### EXTRAIT
"""

J'aime mieux le croire que d'y aller voir, se dit de choses qu'on dédaigne de
vérifier, ou qu'on n'a pas le temps ou le moyen de vérifier.
Si
vous ne le croyez pas, allez-y voir, se dit à une personne qui doute.
Terme
de pratique. Croire un titre, le recevoir pour preuve.
Faire
croire une chose, la persuader. Nous serions coupables de faire croire une
fausseté.
• Je
fis croire et je crus ma victoire certaine (RAC. Andr. I, 1)
Se
faire croire, obtenir créance. Ce voyageur raconte de telles choses, qu'il a
beaucoup de peine à se faire croire.

"""

### CONSIGNE ÉCRITE A
Relevez chaque ligne des enregistrements ci-dessous qui contient le mot "every", en tenant compte des majuscules et des minuscules.

### ENTRÉES FOURNIES

"""

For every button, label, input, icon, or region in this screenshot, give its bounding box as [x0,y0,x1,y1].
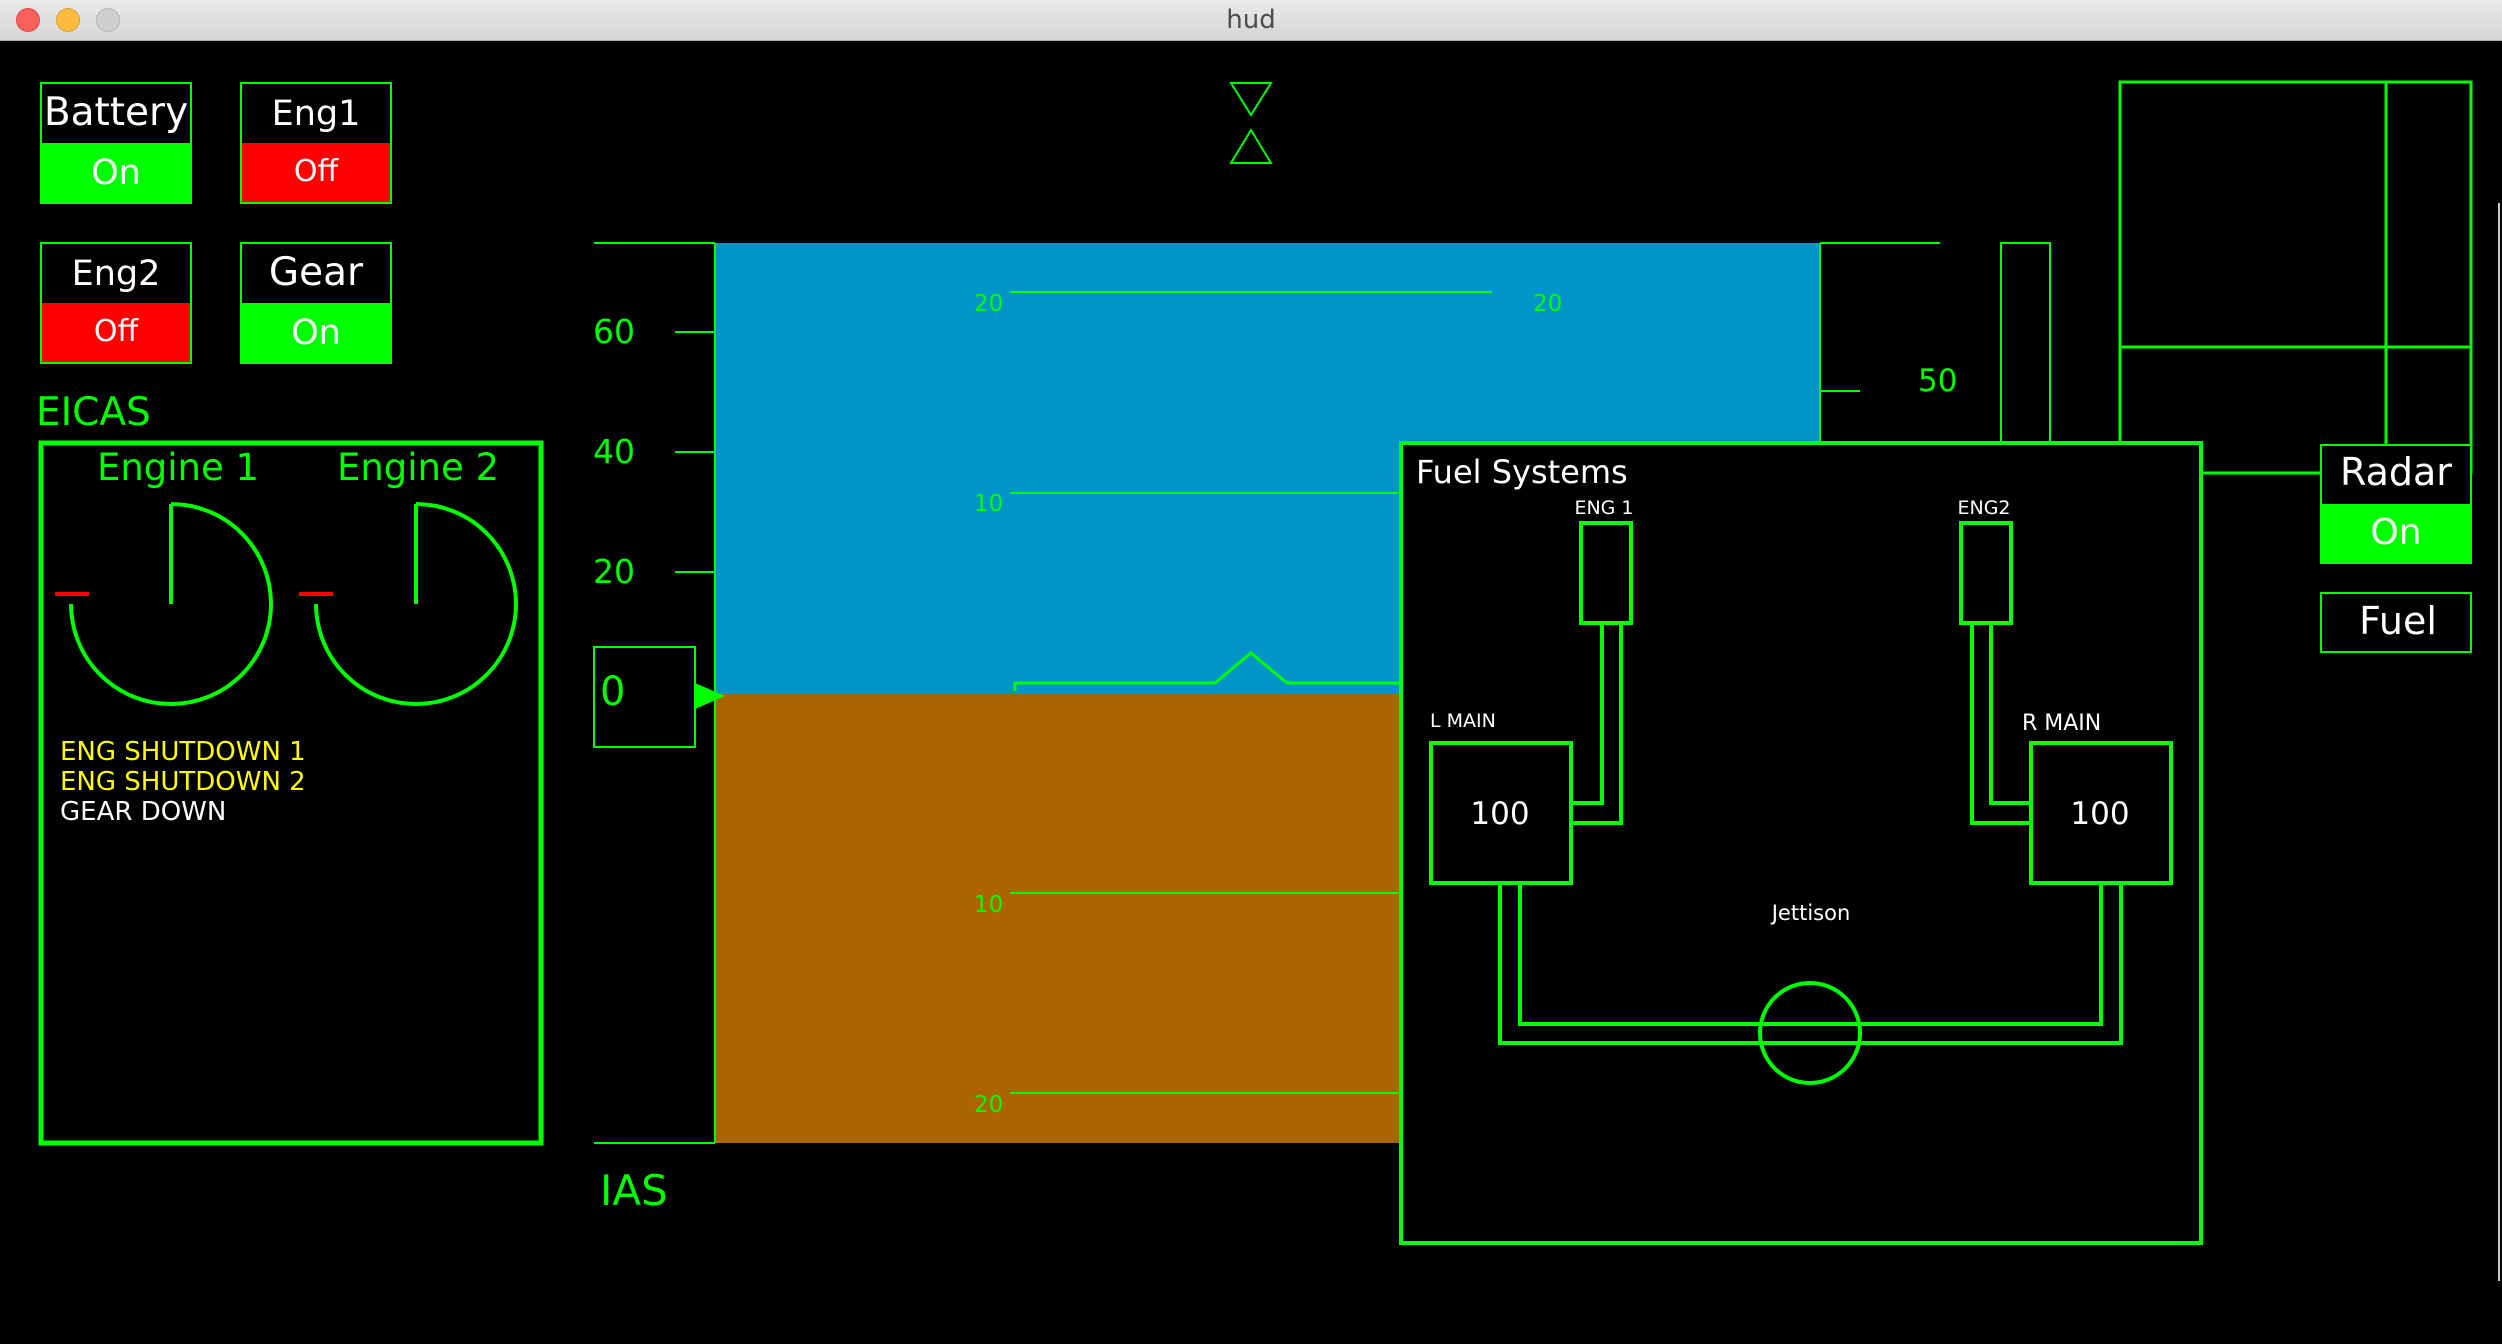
title-bar: hud [0,0,2502,41]
pitch-label-down-20: 20 [974,1092,1003,1118]
pitch-label-up-20-right: 20 [1533,291,1562,317]
eng2-toggle[interactable]: Eng2 Off [40,242,192,364]
mini-map [2118,80,2473,475]
fuel-systems-title: Fuel Systems [1416,453,1628,491]
heading-caret-down-icon [1229,82,1273,117]
eicas-message-1: ENG SHUTDOWN 1 [60,737,306,767]
eicas-message-3: GEAR DOWN [60,797,226,827]
ias-tape: 60 40 20 0 IAS [593,242,725,1215]
battery-toggle-label: Battery [44,90,188,135]
ias-current-value: 0 [600,669,625,715]
eng1-toggle[interactable]: Eng1 Off [240,82,392,204]
eng1-toggle-state: Off [294,154,340,189]
radar-toggle[interactable]: Radar On [2320,444,2472,564]
eng1-toggle-label: Eng1 [272,94,361,134]
jettison-label: Jettison [1770,901,1851,925]
fuel-button-label: Fuel [2359,599,2437,643]
radar-toggle-state: On [2370,512,2421,553]
engine2-label: Engine 2 [337,446,499,489]
gear-toggle-state: On [291,313,341,353]
hud-canvas: 20 20 10 10 20 60 40 20 0 IAS 50 Battery… [36,80,2500,1281]
l-main-label: L MAIN [1430,710,1496,732]
r-main-value: 100 [2070,796,2129,832]
pitch-label-down-10: 10 [974,892,1003,918]
altitude-label-50: 50 [1918,363,1957,399]
eng2-feed-label: ENG2 [1957,497,2010,519]
fuel-systems-panel: Fuel Systems ENG 1 ENG2 L MAIN R MAIN Je… [1399,441,2203,1245]
heading-caret-up-icon [1229,128,1273,164]
fuel-systems-frame [1399,441,2203,1245]
pitch-label-up-10: 10 [974,491,1003,517]
battery-toggle-state: On [91,153,141,193]
eng2-toggle-label: Eng2 [72,254,161,294]
eng1-feed-label: ENG 1 [1574,497,1633,519]
r-main-label: R MAIN [2022,711,2101,736]
pitch-label-up-20: 20 [974,291,1003,317]
hud-window: hud 20 20 10 10 20 60 40 20 0 IAS 50 Bat… [0,0,2502,1340]
gear-toggle[interactable]: Gear On [240,242,392,364]
l-main-value: 100 [1470,796,1529,832]
gear-toggle-label: Gear [269,250,364,295]
engine1-label: Engine 1 [97,446,259,489]
ias-label-60: 60 [593,312,635,351]
eng2-toggle-state: Off [94,314,140,349]
eicas-panel: EICAS Engine 1 Engine 2 ENG SHUTDOWN 1 E… [36,390,544,1146]
hud-stage: 20 20 10 10 20 60 40 20 0 IAS 50 Battery… [0,41,2502,1340]
ias-label-20: 20 [593,552,635,591]
window-title: hud [1226,5,1276,35]
fuel-button[interactable]: Fuel [2320,592,2472,653]
ias-label-40: 40 [593,432,635,471]
radar-toggle-label: Radar [2340,450,2452,494]
ias-label: IAS [600,1166,668,1215]
eicas-message-2: ENG SHUTDOWN 2 [60,767,306,797]
battery-toggle[interactable]: Battery On [40,82,192,204]
eicas-title: EICAS [36,390,151,435]
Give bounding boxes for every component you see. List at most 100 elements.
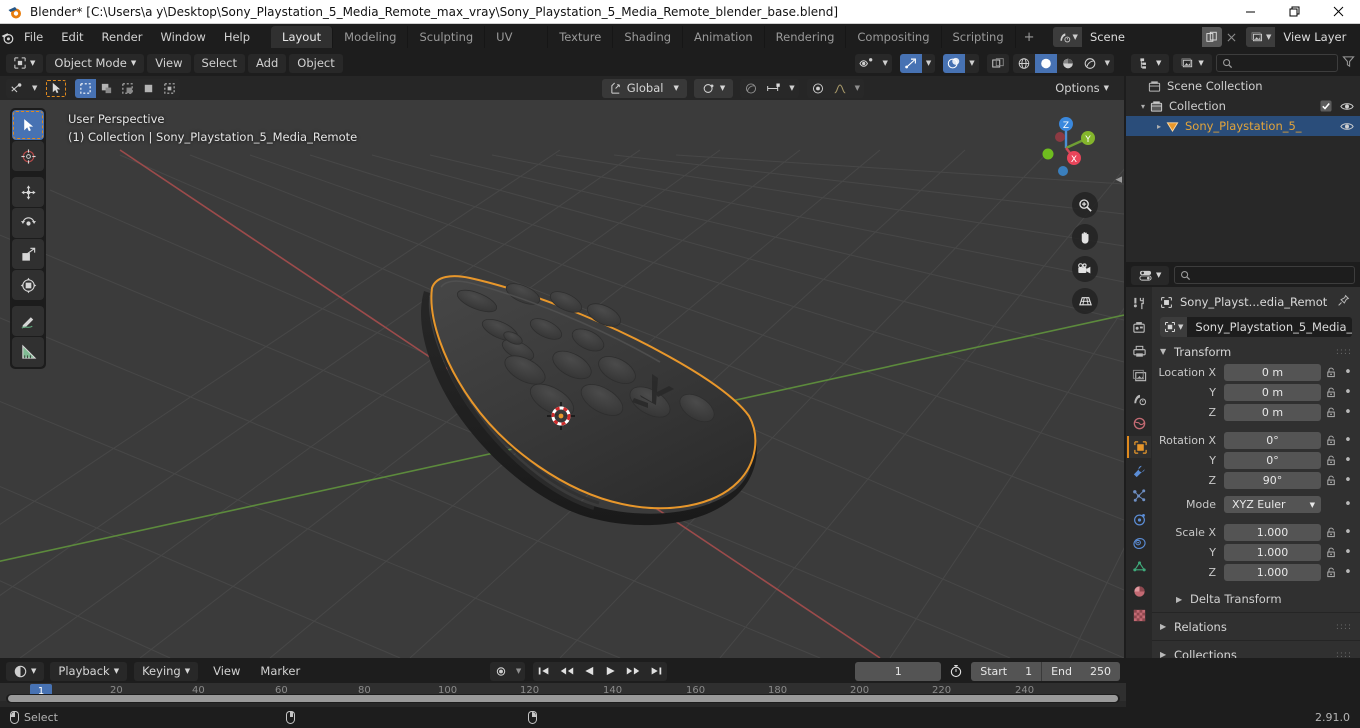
tool-tab-icon[interactable] [1127, 292, 1151, 314]
rotation-z-row[interactable]: Z 90° • [1152, 471, 1354, 490]
view-layer-icon[interactable]: ▼ [1245, 27, 1276, 47]
render-tab-icon[interactable] [1127, 316, 1151, 338]
scale-y-row[interactable]: Y 1.000 • [1152, 543, 1354, 562]
lock-scale-x-icon[interactable] [1325, 527, 1338, 538]
select-invert-icon[interactable] [138, 79, 159, 98]
rotation-y-value[interactable]: 0° [1224, 452, 1321, 469]
tab-compositing[interactable]: Compositing [846, 26, 942, 48]
blender-menu-icon[interactable] [0, 24, 15, 50]
jump-next-keyframe-icon[interactable] [621, 662, 645, 681]
select-box-icon[interactable] [75, 78, 97, 98]
minimize-icon[interactable] [1228, 0, 1272, 24]
viewport-menu-view[interactable]: View [147, 53, 191, 73]
wireframe-shading-icon[interactable] [1013, 54, 1035, 73]
rotation-z-value[interactable]: 90° [1224, 472, 1321, 489]
overlays-toggle-group[interactable]: ▼ [943, 53, 979, 73]
outliner-editor-type-icon[interactable]: ▼ [1131, 53, 1170, 73]
animate-location-z-icon[interactable]: • [1342, 406, 1354, 419]
timeline-editor-type-icon[interactable]: ▼ [6, 661, 45, 681]
toggle-perspective-icon[interactable] [1072, 288, 1098, 314]
use-preview-range-icon[interactable] [945, 664, 967, 678]
rotation-x-row[interactable]: Rotation X 0° • [1152, 431, 1354, 450]
outliner-display-mode-icon[interactable]: ▼ [1173, 53, 1212, 73]
world-tab-icon[interactable] [1127, 412, 1151, 434]
select-intersect-icon[interactable] [159, 79, 180, 98]
material-tab-icon[interactable] [1127, 580, 1151, 602]
animate-scale-x-icon[interactable]: • [1342, 526, 1354, 539]
solid-shading-icon[interactable] [1034, 53, 1057, 73]
play-reverse-icon[interactable] [579, 662, 600, 681]
timeline-menu-keying[interactable]: Keying ▼ [134, 661, 199, 681]
view-layer-tab-icon[interactable] [1127, 364, 1151, 386]
animate-location-y-icon[interactable]: • [1342, 386, 1354, 399]
select-mode-group[interactable] [75, 78, 181, 98]
overlays-dropdown-icon[interactable]: ▼ [965, 54, 978, 73]
outliner-filter-icon[interactable] [1342, 55, 1355, 71]
tab-rendering[interactable]: Rendering [765, 26, 847, 48]
close-icon[interactable] [1316, 0, 1360, 24]
lock-rotation-x-icon[interactable] [1325, 435, 1338, 446]
relations-disclosure-icon[interactable]: ▶ [1160, 622, 1168, 631]
properties-search-input[interactable] [1174, 266, 1355, 284]
new-scene-icon[interactable] [1201, 27, 1222, 47]
delta-transform-subpanel[interactable]: ▶ Delta Transform [1152, 589, 1360, 609]
add-workspace-button[interactable]: + [1016, 30, 1043, 45]
menu-help[interactable]: Help [215, 27, 259, 47]
sidebar-collapse-arrow-icon[interactable]: ◂ [1115, 172, 1122, 187]
eye-icon[interactable] [1340, 101, 1354, 112]
properties-editor-type-icon[interactable]: ▼ [1131, 265, 1170, 285]
particles-tab-icon[interactable] [1127, 484, 1151, 506]
object-data-tab-icon[interactable] [1127, 556, 1151, 578]
animate-scale-y-icon[interactable]: • [1342, 546, 1354, 559]
active-tool-icon-group[interactable]: ▼ [6, 78, 42, 98]
lock-rotation-y-icon[interactable] [1325, 455, 1338, 466]
timeline-menu-view[interactable]: View [205, 662, 248, 681]
animate-scale-z-icon[interactable]: • [1342, 566, 1354, 579]
falloff-dropdown-icon[interactable]: ▼ [851, 79, 864, 98]
current-frame-field[interactable]: 1 [855, 661, 942, 681]
zoom-icon[interactable] [1072, 192, 1098, 218]
auto-keying-dropdown-icon[interactable]: ▼ [512, 662, 525, 681]
delta-transform-disclosure-icon[interactable]: ▶ [1176, 595, 1184, 604]
jump-prev-keyframe-icon[interactable] [555, 662, 579, 681]
tweak-select-tool[interactable] [12, 110, 44, 140]
collections-disclosure-icon[interactable]: ▶ [1160, 650, 1168, 658]
viewport-menu-select[interactable]: Select [193, 53, 246, 73]
tab-uv-editing[interactable]: UV Editing [485, 26, 549, 66]
start-frame-field[interactable]: Start 1 [971, 662, 1041, 681]
end-frame-field[interactable]: End 250 [1041, 661, 1120, 681]
select-subtract-icon[interactable] [117, 79, 138, 98]
tab-scripting[interactable]: Scripting [942, 26, 1016, 48]
timeline-menu-playback[interactable]: Playback ▼ [50, 661, 128, 681]
pin-icon[interactable] [1337, 294, 1350, 310]
animate-location-x-icon[interactable]: • [1342, 366, 1354, 379]
modifier-tab-icon[interactable] [1127, 460, 1151, 482]
outliner-editor[interactable]: ▼ ▼ Scene Collection ▾ Collection ▸ Sony… [1126, 50, 1360, 262]
tool-preset-dropdown-icon[interactable]: ▼ [28, 79, 41, 98]
location-y-row[interactable]: Y 0 m • [1152, 383, 1354, 402]
menu-render[interactable]: Render [93, 27, 152, 47]
scale-x-value[interactable]: 1.000 [1224, 524, 1321, 541]
rotation-mode-row[interactable]: Mode XYZ Euler ▼ • [1152, 495, 1354, 514]
transform-panel-header[interactable]: ▼ Transform :::: [1152, 341, 1360, 362]
collection-disclosure-icon[interactable]: ▾ [1136, 102, 1150, 111]
scale-z-row[interactable]: Z 1.000 • [1152, 563, 1354, 582]
menu-file[interactable]: File [15, 27, 52, 47]
constraints-tab-icon[interactable] [1127, 532, 1151, 554]
cursor-tool[interactable] [12, 141, 44, 171]
camera-view-icon[interactable] [1072, 256, 1098, 282]
collection-checkbox[interactable] [1320, 100, 1332, 112]
outliner-search-input[interactable] [1215, 54, 1338, 72]
tab-texture-paint[interactable]: Texture Paint [548, 26, 614, 66]
location-y-value[interactable]: 0 m [1224, 384, 1321, 401]
outliner-row-collection[interactable]: ▾ Collection [1126, 96, 1360, 116]
location-z-value[interactable]: 0 m [1224, 404, 1321, 421]
transform-tool[interactable] [12, 270, 44, 300]
proportional-edit-icon[interactable] [740, 79, 762, 98]
object-name-field[interactable]: ▼ Sony_Playstation_5_Media_... [1160, 317, 1352, 337]
falloff-curve-icon[interactable] [829, 79, 851, 98]
location-x-row[interactable]: Location X 0 m • [1152, 363, 1354, 382]
select-extend-icon[interactable] [96, 79, 117, 98]
lock-location-z-icon[interactable] [1325, 407, 1338, 418]
collections-panel-header[interactable]: ▶ Collections :::: [1152, 644, 1360, 659]
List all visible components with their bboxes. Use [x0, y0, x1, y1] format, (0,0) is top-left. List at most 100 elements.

"""

### CONSIGNE ÉCRITE B
Dans l'extrait sur le verbe croire, recopiez le passage qui s'ouvre sur les mots "J'aime mieux le" et s'achève sur "personne qui doute.".

### RÉPONSE ATTENDUE A
For every button, label, input, icon, or region in this screenshot, give its bounding box as [x0,y0,x1,y1].
Give bounding boxes for every component you see. List at most 100 elements.

### RÉPONSE ATTENDUE B
J'aime mieux le croire que d'y aller voir, se dit de choses qu'on dédaigne de
vérifier, ou qu'on n'a pas le temps ou le moyen de vérifier.
Si
vous ne le croyez pas, allez-y voir, se dit à une personne qui doute.